**Goal**
Copy the listing below in full and skip every picture.

**Dataset extract**
◆ ◆ ◆ ◆
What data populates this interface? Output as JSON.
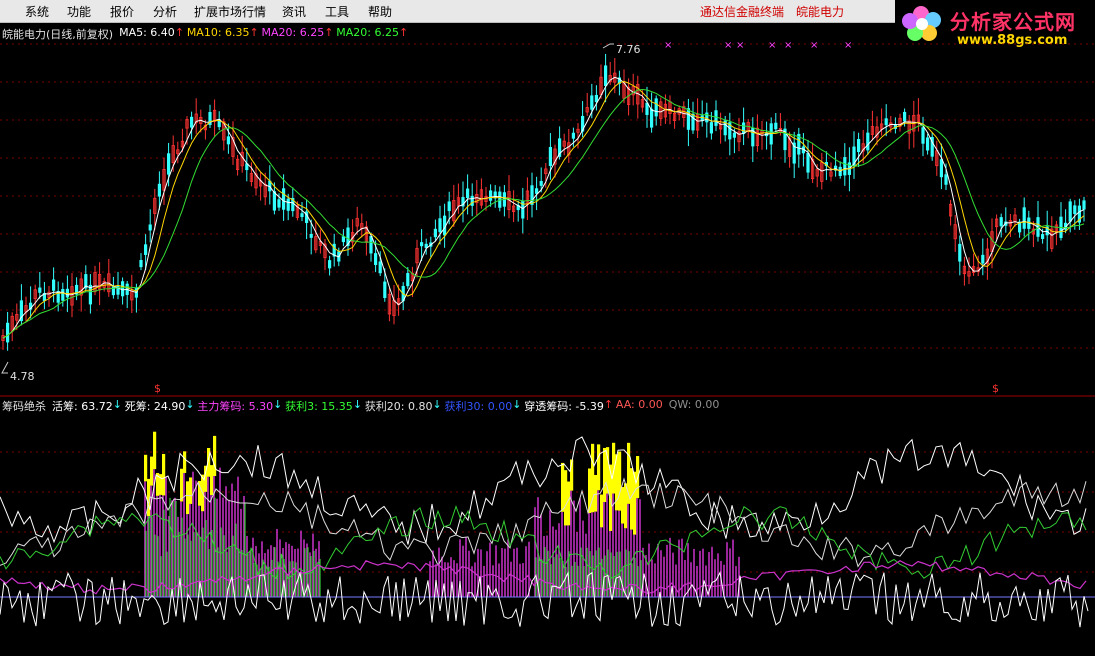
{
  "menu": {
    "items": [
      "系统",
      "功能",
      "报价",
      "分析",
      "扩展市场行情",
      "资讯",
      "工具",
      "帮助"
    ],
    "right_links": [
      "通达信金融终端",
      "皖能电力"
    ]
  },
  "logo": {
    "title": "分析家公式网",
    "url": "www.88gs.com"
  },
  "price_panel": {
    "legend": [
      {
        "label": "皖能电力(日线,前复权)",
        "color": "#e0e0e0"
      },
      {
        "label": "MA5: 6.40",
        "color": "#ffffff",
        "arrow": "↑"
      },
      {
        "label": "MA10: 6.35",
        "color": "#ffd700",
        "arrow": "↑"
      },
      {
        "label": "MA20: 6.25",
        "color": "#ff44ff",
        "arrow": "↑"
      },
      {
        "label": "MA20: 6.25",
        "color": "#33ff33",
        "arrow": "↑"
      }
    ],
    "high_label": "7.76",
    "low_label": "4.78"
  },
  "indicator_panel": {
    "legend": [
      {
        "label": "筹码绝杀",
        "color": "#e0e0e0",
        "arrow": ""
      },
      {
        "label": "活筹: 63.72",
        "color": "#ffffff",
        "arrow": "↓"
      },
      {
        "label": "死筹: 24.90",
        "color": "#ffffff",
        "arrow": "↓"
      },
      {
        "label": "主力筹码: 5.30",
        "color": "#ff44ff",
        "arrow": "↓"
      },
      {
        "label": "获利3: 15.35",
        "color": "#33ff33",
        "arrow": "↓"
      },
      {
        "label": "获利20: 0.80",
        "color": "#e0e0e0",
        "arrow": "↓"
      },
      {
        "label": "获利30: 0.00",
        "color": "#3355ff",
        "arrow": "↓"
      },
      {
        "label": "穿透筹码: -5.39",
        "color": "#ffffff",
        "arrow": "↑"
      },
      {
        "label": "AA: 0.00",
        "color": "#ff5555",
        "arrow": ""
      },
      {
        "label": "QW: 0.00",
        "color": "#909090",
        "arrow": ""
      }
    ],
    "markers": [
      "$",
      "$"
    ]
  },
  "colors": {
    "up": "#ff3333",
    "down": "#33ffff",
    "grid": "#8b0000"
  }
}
◆ ◆ ◆ ◆
**Complete answer**
What data populates this interface? Output as JSON.
{
  "menu": {
    "items": [
      "系统",
      "功能",
      "报价",
      "分析",
      "扩展市场行情",
      "资讯",
      "工具",
      "帮助"
    ],
    "right_links": [
      "通达信金融终端",
      "皖能电力"
    ]
  },
  "logo": {
    "title": "分析家公式网",
    "url": "www.88gs.com"
  },
  "price_panel": {
    "legend": [
      {
        "label": "皖能电力(日线,前复权)",
        "color": "#e0e0e0"
      },
      {
        "label": "MA5: 6.40",
        "color": "#ffffff",
        "arrow": "↑"
      },
      {
        "label": "MA10: 6.35",
        "color": "#ffd700",
        "arrow": "↑"
      },
      {
        "label": "MA20: 6.25",
        "color": "#ff44ff",
        "arrow": "↑"
      },
      {
        "label": "MA20: 6.25",
        "color": "#33ff33",
        "arrow": "↑"
      }
    ],
    "high_label": "7.76",
    "low_label": "4.78"
  },
  "indicator_panel": {
    "legend": [
      {
        "label": "筹码绝杀",
        "color": "#e0e0e0",
        "arrow": ""
      },
      {
        "label": "活筹: 63.72",
        "color": "#ffffff",
        "arrow": "↓"
      },
      {
        "label": "死筹: 24.90",
        "color": "#ffffff",
        "arrow": "↓"
      },
      {
        "label": "主力筹码: 5.30",
        "color": "#ff44ff",
        "arrow": "↓"
      },
      {
        "label": "获利3: 15.35",
        "color": "#33ff33",
        "arrow": "↓"
      },
      {
        "label": "获利20: 0.80",
        "color": "#e0e0e0",
        "arrow": "↓"
      },
      {
        "label": "获利30: 0.00",
        "color": "#3355ff",
        "arrow": "↓"
      },
      {
        "label": "穿透筹码: -5.39",
        "color": "#ffffff",
        "arrow": "↑"
      },
      {
        "label": "AA: 0.00",
        "color": "#ff5555",
        "arrow": ""
      },
      {
        "label": "QW: 0.00",
        "color": "#909090",
        "arrow": ""
      }
    ],
    "markers": [
      "$",
      "$"
    ]
  },
  "colors": {
    "up": "#ff3333",
    "down": "#33ffff",
    "grid": "#8b0000"
  }
}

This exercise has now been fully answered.